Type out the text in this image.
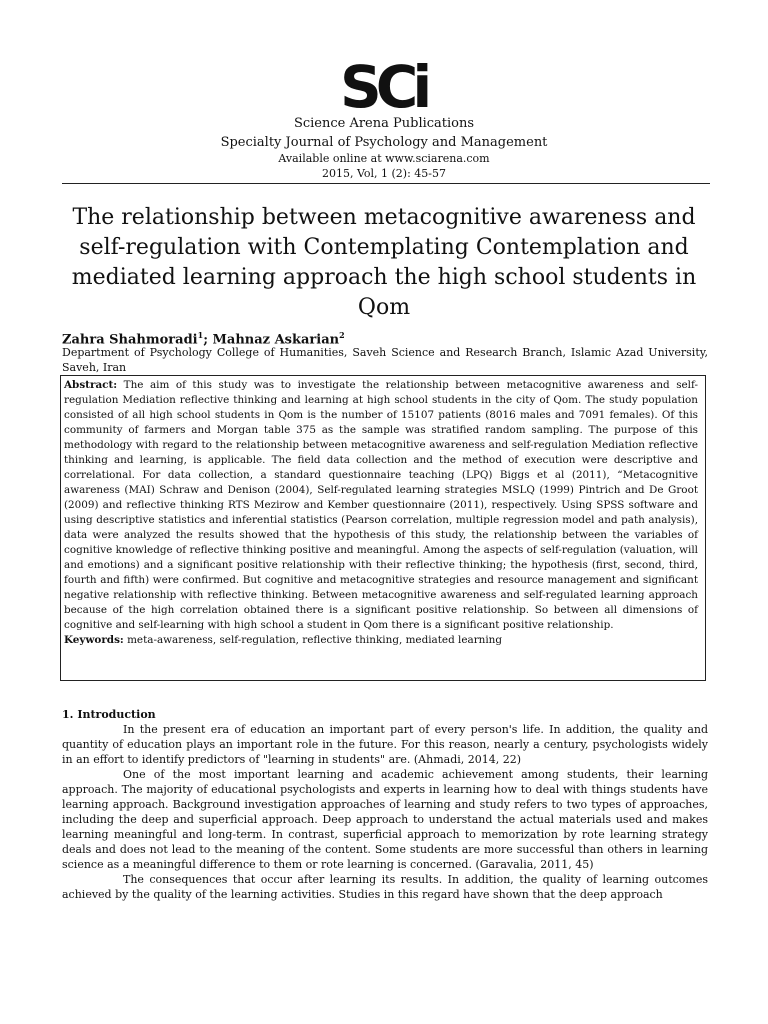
SCi
Science Arena Publications
Specialty Journal of Psychology and Management
Available online at www.sciarena.com
2015, Vol, 1 (2): 45-57
The relationship between metacognitive awareness and self-regulation with Contemplating Contemplation and mediated learning approach the high school students in Qom
Zahra Shahmoradi$^1$; Mahnaz Askarian$^2$
Department of Psychology College of Humanities, Saveh Science and Research Branch, Islamic Azad University, Saveh, Iran

Abstract: The aim of this study was to investigate the relationship between metacognitive awareness and self-regulation Mediation reflective thinking and learning at high school students in the city of Qom. The study population consisted of all high school students in Qom is the number of 15107 patients (8016 males and 7091 females). Of this community of farmers and Morgan table 375 as the sample was stratified random sampling. The purpose of this methodology with regard to the relationship between metacognitive awareness and self-regulation Mediation reflective thinking and learning, is applicable. The field data collection and the method of execution were descriptive and correlational. For data collection, a standard questionnaire teaching (LPQ) Biggs et al (2011), “Metacognitive awareness (MAI) Schraw and Denison (2004), Self-regulated learning strategies MSLQ (1999) Pintrich and De Groot (2009) and reflective thinking RTS Mezirow and Kember questionnaire (2011), respectively. Using SPSS software and using descriptive statistics and inferential statistics (Pearson correlation, multiple regression model and path analysis), data were analyzed the results showed that the hypothesis of this study, the relationship between the variables of cognitive knowledge of reflective thinking positive and meaningful. Among the aspects of self-regulation (valuation, will and emotions) and a significant positive relationship with their reflective thinking; the hypothesis (first, second, third, fourth and fifth) were confirmed. But cognitive and metacognitive strategies and resource management and significant negative relationship with reflective thinking. Between metacognitive awareness and self-regulated learning approach because of the high correlation obtained there is a significant positive relationship. So between all dimensions of cognitive and self-learning with high school a student in Qom there is a significant positive relationship.

Keywords: meta-awareness, self-regulation, reflective thinking, mediated learning

1. Introduction

In the present era of education an important part of every person's life. In addition, the quality and quantity of education plays an important role in the future. For this reason, nearly a century, psychologists widely in an effort to identify predictors of "learning in students" are. (Ahmadi, 2014, 22)

One of the most important learning and academic achievement among students, their learning approach. The majority of educational psychologists and experts in learning how to deal with things students have learning approach. Background investigation approaches of learning and study refers to two types of approaches, including the deep and superficial approach. Deep approach to understand the actual materials used and makes learning meaningful and long-term. In contrast, superficial approach to memorization by rote learning strategy deals and does not lead to the meaning of the content. Some students are more successful than others in learning science as a meaningful difference to them or rote learning is concerned. (Garavalia, 2011, 45)

The consequences that occur after learning its results. In addition, the quality of learning outcomes achieved by the quality of the learning activities. Studies in this regard have shown that the deep approach
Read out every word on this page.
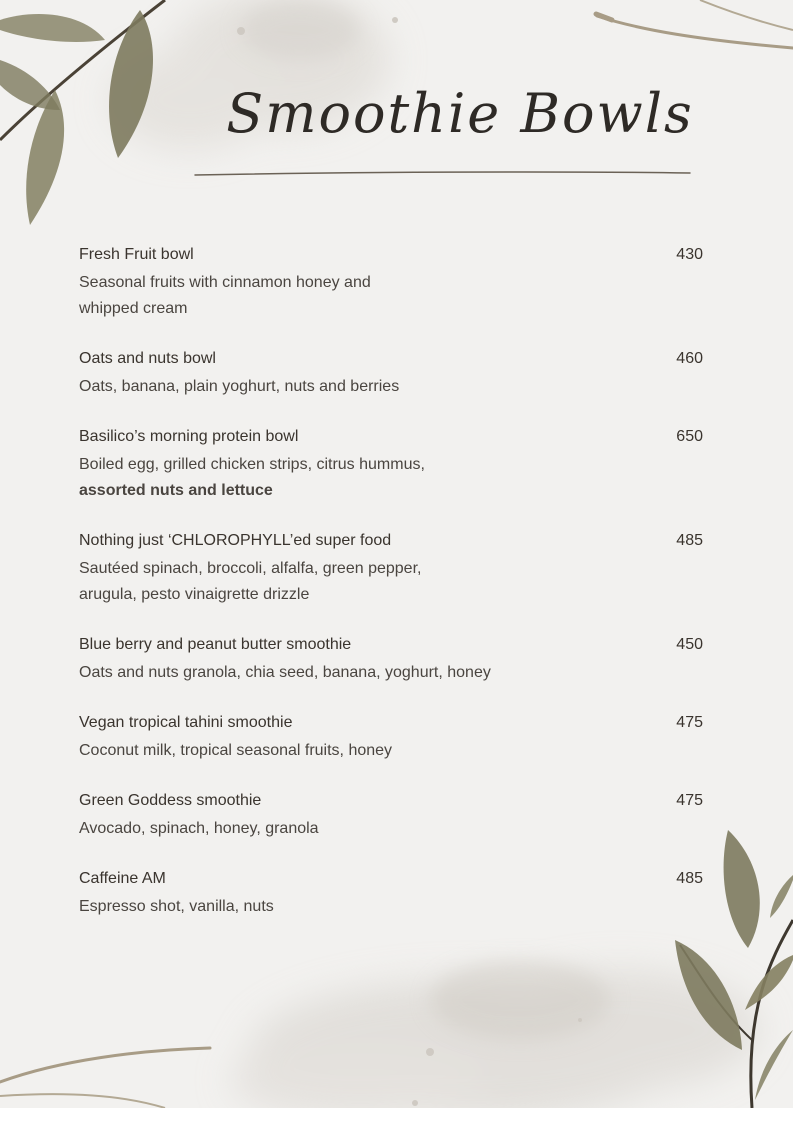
Smoothie Bowls
Fresh Fruit bowl	430
Seasonal fruits with cinnamon honey and
whipped cream
Oats and nuts bowl	460
Oats, banana, plain yoghurt, nuts and berries
Basilico’s morning protein bowl	650
Boiled egg, grilled chicken strips, citrus hummus,
assorted nuts and lettuce
Nothing just ‘CHLOROPHYLL’ed super food	485
Sautéed spinach, broccoli, alfalfa, green pepper,
arugula, pesto vinaigrette drizzle
Blue berry and peanut butter smoothie	450
Oats and nuts granola, chia seed, banana, yoghurt, honey
Vegan tropical tahini smoothie	475
Coconut milk, tropical seasonal fruits, honey
Green Goddess smoothie	475
Avocado, spinach, honey, granola
Caffeine AM	485
Espresso shot, vanilla, nuts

Task goal:
Please copy out the material above exactly, with the images removed.

Exercise solution:
Type out the text in this image.
SCi
Science Arena Publications
Specialty Journal of Psychology and Management
Available online at www.sciarena.com
2015, Vol, 1 (2): 45-57
The relationship between metacognitive awareness and self-regulation with Contemplating Contemplation and mediated learning approach the high school students in Qom
Zahra Shahmoradi$^1$; Mahnaz Askarian$^2$
Department of Psychology College of Humanities, Saveh Science and Research Branch, Islamic Azad University, Saveh, Iran

Abstract: The aim of this study was to investigate the relationship between metacognitive awareness and self-regulation Mediation reflective thinking and learning at high school students in the city of Qom. The study population consisted of all high school students in Qom is the number of 15107 patients (8016 males and 7091 females). Of this community of farmers and Morgan table 375 as the sample was stratified random sampling. The purpose of this methodology with regard to the relationship between metacognitive awareness and self-regulation Mediation reflective thinking and learning, is applicable. The field data collection and the method of execution were descriptive and correlational. For data collection, a standard questionnaire teaching (LPQ) Biggs et al (2011), “Metacognitive awareness (MAI) Schraw and Denison (2004), Self-regulated learning strategies MSLQ (1999) Pintrich and De Groot (2009) and reflective thinking RTS Mezirow and Kember questionnaire (2011), respectively. Using SPSS software and using descriptive statistics and inferential statistics (Pearson correlation, multiple regression model and path analysis), data were analyzed the results showed that the hypothesis of this study, the relationship between the variables of cognitive knowledge of reflective thinking positive and meaningful. Among the aspects of self-regulation (valuation, will and emotions) and a significant positive relationship with their reflective thinking; the hypothesis (first, second, third, fourth and fifth) were confirmed. But cognitive and metacognitive strategies and resource management and significant negative relationship with reflective thinking. Between metacognitive awareness and self-regulated learning approach because of the high correlation obtained there is a significant positive relationship. So between all dimensions of cognitive and self-learning with high school a student in Qom there is a significant positive relationship.

Keywords: meta-awareness, self-regulation, reflective thinking, mediated learning

1. Introduction

In the present era of education an important part of every person's life. In addition, the quality and quantity of education plays an important role in the future. For this reason, nearly a century, psychologists widely in an effort to identify predictors of "learning in students" are. (Ahmadi, 2014, 22)

One of the most important learning and academic achievement among students, their learning approach. The majority of educational psychologists and experts in learning how to deal with things students have learning approach. Background investigation approaches of learning and study refers to two types of approaches, including the deep and superficial approach. Deep approach to understand the actual materials used and makes learning meaningful and long-term. In contrast, superficial approach to memorization by rote learning strategy deals and does not lead to the meaning of the content. Some students are more successful than others in learning science as a meaningful difference to them or rote learning is concerned. (Garavalia, 2011, 45)

The consequences that occur after learning its results. In addition, the quality of learning outcomes achieved by the quality of the learning activities. Studies in this regard have shown that the deep approach
Read out every word on this page.
Smoothie Bowls
Fresh Fruit bowl	430
Seasonal fruits with cinnamon honey and
whipped cream
Oats and nuts bowl	460
Oats, banana, plain yoghurt, nuts and berries
Basilico’s morning protein bowl	650
Boiled egg, grilled chicken strips, citrus hummus,
assorted nuts and lettuce
Nothing just ‘CHLOROPHYLL’ed super food	485
Sautéed spinach, broccoli, alfalfa, green pepper,
arugula, pesto vinaigrette drizzle
Blue berry and peanut butter smoothie	450
Oats and nuts granola, chia seed, banana, yoghurt, honey
Vegan tropical tahini smoothie	475
Coconut milk, tropical seasonal fruits, honey
Green Goddess smoothie	475
Avocado, spinach, honey, granola
Caffeine AM	485
Espresso shot, vanilla, nuts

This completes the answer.